=== Task to carry out ===
Using the records that follow, copy every line containing the word "SDTVAR".

=== Available records ===
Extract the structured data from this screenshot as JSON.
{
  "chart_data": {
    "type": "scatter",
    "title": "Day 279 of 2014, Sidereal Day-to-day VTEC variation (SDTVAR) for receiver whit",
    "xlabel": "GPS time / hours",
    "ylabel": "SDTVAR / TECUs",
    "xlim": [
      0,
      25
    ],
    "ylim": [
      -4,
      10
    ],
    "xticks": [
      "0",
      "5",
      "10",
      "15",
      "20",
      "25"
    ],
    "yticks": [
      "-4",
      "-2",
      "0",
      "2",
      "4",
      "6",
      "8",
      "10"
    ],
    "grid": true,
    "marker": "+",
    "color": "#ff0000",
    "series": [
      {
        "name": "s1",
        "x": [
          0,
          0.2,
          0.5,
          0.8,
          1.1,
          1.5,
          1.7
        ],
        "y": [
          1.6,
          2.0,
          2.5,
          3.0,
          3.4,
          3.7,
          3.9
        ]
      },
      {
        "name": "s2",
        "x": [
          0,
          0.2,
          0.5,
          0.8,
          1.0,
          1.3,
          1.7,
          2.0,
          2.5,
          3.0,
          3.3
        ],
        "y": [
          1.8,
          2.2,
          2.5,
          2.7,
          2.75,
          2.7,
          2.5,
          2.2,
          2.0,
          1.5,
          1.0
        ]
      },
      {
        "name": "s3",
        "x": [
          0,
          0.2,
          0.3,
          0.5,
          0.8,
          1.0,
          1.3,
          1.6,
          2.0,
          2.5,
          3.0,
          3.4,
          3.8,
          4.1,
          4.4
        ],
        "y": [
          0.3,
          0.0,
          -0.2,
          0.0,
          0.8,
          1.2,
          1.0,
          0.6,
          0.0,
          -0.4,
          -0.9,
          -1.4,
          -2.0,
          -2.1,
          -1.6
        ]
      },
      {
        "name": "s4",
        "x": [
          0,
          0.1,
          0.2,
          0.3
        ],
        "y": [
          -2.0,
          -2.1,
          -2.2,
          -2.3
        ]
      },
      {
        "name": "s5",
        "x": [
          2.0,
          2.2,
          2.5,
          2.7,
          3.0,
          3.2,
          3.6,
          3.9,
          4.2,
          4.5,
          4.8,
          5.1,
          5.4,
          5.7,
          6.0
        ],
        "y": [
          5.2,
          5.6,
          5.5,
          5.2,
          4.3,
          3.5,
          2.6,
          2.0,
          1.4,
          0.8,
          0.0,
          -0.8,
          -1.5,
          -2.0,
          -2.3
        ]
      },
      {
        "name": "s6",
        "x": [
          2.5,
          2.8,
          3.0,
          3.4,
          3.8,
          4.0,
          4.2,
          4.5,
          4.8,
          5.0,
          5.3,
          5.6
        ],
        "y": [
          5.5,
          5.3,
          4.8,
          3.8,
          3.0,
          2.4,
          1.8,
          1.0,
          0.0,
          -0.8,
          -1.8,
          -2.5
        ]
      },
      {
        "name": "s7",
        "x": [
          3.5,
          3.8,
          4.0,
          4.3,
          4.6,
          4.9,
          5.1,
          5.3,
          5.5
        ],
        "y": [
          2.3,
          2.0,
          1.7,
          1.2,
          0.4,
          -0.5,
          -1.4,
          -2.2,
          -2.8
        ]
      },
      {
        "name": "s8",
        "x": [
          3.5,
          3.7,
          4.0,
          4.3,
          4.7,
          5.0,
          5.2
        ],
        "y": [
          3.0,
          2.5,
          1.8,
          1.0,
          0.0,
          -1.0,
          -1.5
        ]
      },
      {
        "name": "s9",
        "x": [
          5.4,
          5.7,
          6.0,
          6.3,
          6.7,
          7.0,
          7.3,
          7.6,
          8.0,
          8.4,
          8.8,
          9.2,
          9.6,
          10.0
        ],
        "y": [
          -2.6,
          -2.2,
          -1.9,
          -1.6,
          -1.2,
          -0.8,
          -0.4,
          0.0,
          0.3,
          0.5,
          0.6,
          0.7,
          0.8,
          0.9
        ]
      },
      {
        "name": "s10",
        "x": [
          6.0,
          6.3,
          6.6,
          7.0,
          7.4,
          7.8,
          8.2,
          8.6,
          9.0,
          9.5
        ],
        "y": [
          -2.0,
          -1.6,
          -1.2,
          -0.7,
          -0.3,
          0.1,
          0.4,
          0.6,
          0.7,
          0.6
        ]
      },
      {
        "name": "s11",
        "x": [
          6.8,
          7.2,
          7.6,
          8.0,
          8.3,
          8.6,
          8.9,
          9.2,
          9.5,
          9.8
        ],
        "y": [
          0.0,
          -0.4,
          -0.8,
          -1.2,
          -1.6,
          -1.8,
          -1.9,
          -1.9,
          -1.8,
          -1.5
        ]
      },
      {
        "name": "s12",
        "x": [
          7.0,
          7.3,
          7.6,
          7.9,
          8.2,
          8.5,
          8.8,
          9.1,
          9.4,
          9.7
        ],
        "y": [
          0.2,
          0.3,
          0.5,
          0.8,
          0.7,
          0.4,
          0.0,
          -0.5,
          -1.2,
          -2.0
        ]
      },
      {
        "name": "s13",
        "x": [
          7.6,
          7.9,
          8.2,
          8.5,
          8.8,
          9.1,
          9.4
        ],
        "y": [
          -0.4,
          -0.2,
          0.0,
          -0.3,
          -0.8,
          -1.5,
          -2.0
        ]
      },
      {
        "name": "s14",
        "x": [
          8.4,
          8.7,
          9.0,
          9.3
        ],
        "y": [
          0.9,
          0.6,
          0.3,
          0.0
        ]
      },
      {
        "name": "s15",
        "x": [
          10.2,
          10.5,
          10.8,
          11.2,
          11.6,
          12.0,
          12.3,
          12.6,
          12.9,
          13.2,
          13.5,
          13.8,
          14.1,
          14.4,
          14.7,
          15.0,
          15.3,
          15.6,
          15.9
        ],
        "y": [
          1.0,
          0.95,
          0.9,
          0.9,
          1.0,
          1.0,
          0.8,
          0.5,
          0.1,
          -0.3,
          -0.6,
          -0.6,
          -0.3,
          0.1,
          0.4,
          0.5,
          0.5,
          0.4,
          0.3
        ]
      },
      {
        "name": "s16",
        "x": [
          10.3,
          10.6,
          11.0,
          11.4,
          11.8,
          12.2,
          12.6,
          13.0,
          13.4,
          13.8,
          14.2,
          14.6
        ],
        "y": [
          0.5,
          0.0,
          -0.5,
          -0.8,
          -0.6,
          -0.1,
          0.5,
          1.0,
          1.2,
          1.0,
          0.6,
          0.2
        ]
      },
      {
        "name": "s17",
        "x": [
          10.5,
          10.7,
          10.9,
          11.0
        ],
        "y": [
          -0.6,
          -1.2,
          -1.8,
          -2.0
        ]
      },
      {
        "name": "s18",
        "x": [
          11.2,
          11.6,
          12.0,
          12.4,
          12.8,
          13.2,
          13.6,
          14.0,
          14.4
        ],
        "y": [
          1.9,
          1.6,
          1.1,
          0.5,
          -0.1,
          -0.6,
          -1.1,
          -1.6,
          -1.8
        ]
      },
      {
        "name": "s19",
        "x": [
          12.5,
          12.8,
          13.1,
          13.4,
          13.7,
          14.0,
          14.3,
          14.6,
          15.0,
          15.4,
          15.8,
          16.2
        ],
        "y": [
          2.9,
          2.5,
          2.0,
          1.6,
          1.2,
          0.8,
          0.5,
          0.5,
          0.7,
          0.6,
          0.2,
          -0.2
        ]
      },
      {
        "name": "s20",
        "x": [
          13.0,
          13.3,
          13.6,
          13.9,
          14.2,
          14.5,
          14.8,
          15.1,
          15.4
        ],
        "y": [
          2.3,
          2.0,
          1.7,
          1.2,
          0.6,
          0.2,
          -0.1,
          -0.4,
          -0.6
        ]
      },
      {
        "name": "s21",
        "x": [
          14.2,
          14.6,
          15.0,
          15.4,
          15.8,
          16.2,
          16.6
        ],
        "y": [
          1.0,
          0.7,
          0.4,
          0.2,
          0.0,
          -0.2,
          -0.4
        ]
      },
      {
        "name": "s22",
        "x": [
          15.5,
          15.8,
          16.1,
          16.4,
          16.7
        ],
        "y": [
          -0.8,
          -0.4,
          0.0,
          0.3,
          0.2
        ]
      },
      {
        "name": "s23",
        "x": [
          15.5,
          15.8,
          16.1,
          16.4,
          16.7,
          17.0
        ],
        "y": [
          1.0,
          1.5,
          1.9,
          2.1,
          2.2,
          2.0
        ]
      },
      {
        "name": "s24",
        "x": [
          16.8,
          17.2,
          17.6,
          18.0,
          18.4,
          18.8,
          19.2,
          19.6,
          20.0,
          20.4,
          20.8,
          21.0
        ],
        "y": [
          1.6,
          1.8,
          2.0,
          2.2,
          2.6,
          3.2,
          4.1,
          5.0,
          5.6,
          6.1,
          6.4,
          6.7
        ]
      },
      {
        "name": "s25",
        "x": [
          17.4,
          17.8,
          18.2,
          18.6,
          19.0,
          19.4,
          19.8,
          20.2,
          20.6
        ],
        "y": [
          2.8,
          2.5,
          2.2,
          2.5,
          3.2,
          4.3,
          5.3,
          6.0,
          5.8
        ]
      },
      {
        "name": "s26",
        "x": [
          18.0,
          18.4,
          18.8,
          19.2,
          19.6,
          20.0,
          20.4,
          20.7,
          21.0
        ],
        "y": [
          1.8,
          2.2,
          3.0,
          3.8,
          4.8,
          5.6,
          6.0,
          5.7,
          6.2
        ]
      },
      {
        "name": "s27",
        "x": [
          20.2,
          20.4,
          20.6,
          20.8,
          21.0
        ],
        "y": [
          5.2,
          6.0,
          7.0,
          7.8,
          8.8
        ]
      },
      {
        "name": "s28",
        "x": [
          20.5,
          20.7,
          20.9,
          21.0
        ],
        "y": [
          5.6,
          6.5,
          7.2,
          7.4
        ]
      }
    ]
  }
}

=== Exercise output ===
    "title": "Day 279 of 2014, Sidereal Day-to-day VTEC variation (SDTVAR) for receiver whit",
    "ylabel": "SDTVAR / TECUs",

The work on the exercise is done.